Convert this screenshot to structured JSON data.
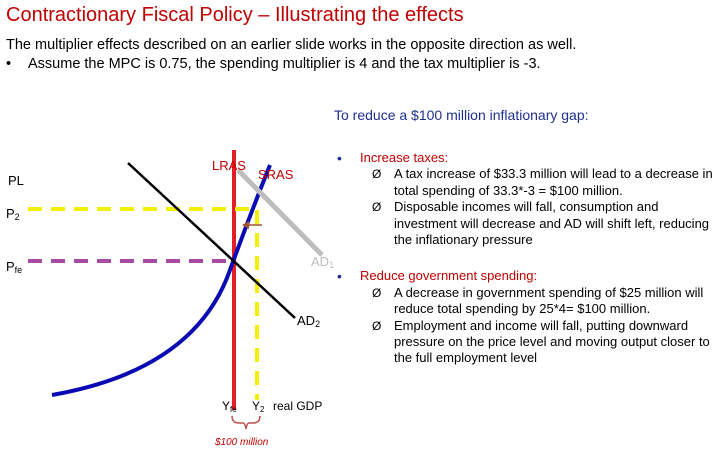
{
  "title": "Contractionary Fiscal Policy – Illustrating the effects",
  "intro": {
    "line1": "The multiplier effects described on an earlier slide works in the opposite direction as well.",
    "bullet": "•",
    "line2": "Assume the MPC is 0.75, the spending multiplier is 4 and the tax multiplier is -3."
  },
  "gap_heading": "To reduce a $100 million inflationary gap:",
  "diagram": {
    "y_axis": "PL",
    "p2": "P",
    "p2_sub": "2",
    "pfe": "P",
    "pfe_sub": "fe",
    "lras": "LRAS",
    "sras": "SRAS",
    "ad1": "AD",
    "ad1_sub": "1",
    "ad2": "AD",
    "ad2_sub": "2",
    "yfe": "Y",
    "yfe_sub": "fe",
    "y2": "Y",
    "y2_sub": "2",
    "x_axis": "real GDP",
    "gap_amount": "$100 million",
    "colors": {
      "lras": "#e41e26",
      "sras": "#0a0ab4",
      "ad1": "#bdbdbd",
      "ad2": "#000000",
      "p2_line": "#f2f200",
      "pfe_line": "#a64ca6",
      "y2_line": "#f2f200",
      "brace": "#c0504d",
      "arrow": "#a0522d"
    }
  },
  "bullets": [
    {
      "marker": "•",
      "heading": "Increase taxes:",
      "subs": [
        {
          "marker": "Ø",
          "text": "A tax increase of $33.3 million will lead to a decrease in total spending of 33.3*-3 = $100 million."
        },
        {
          "marker": "Ø",
          "text": "Disposable incomes will fall, consumption and investment will decrease and AD will shift left, reducing the inflationary pressure"
        }
      ]
    },
    {
      "marker": "•",
      "heading": "Reduce government spending:",
      "subs": [
        {
          "marker": "Ø",
          "text": "A decrease in government spending of $25 million will reduce total spending by 25*4= $100 million."
        },
        {
          "marker": "Ø",
          "text": "Employment and income will fall, putting downward pressure on the price level and moving output closer to the full employment level"
        }
      ]
    }
  ]
}
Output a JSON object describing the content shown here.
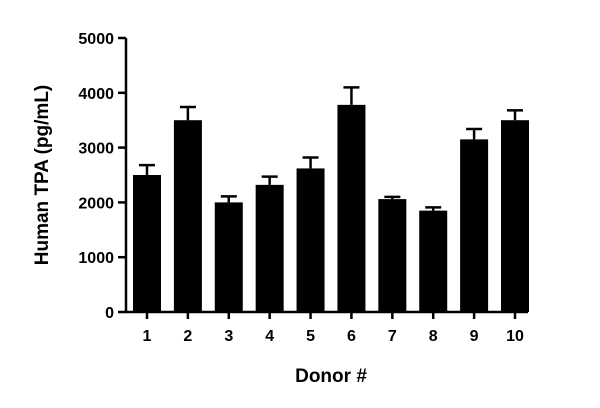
{
  "chart_data": {
    "type": "bar",
    "categories": [
      "1",
      "2",
      "3",
      "4",
      "5",
      "6",
      "7",
      "8",
      "9",
      "10"
    ],
    "values": [
      2500,
      3500,
      2000,
      2320,
      2620,
      3780,
      2060,
      1850,
      3150,
      3500
    ],
    "error_upper": [
      180,
      240,
      110,
      150,
      200,
      320,
      40,
      60,
      190,
      180
    ],
    "title": "",
    "xlabel": "Donor #",
    "ylabel": "Human TPA (pg/mL)",
    "ylim": [
      0,
      5000
    ],
    "yticks": [
      0,
      1000,
      2000,
      3000,
      4000,
      5000
    ],
    "grid": false,
    "bar_color": "#000000"
  }
}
--------
WHAT THE EXERCISE ASKS: Copy each line of the records containing the string "million".

ANSWER TO THE PROBLEM:
  "gap_heading": "To reduce a $100 million inflationary gap:",
    "gap_amount": "$100 million",
          "text": "A tax increase of $33.3 million will lead to a decrease in total spending of 33.3*-3 = $100 million."
          "text": "A decrease in government spending of $25 million will reduce total spending by 25*4= $100 million."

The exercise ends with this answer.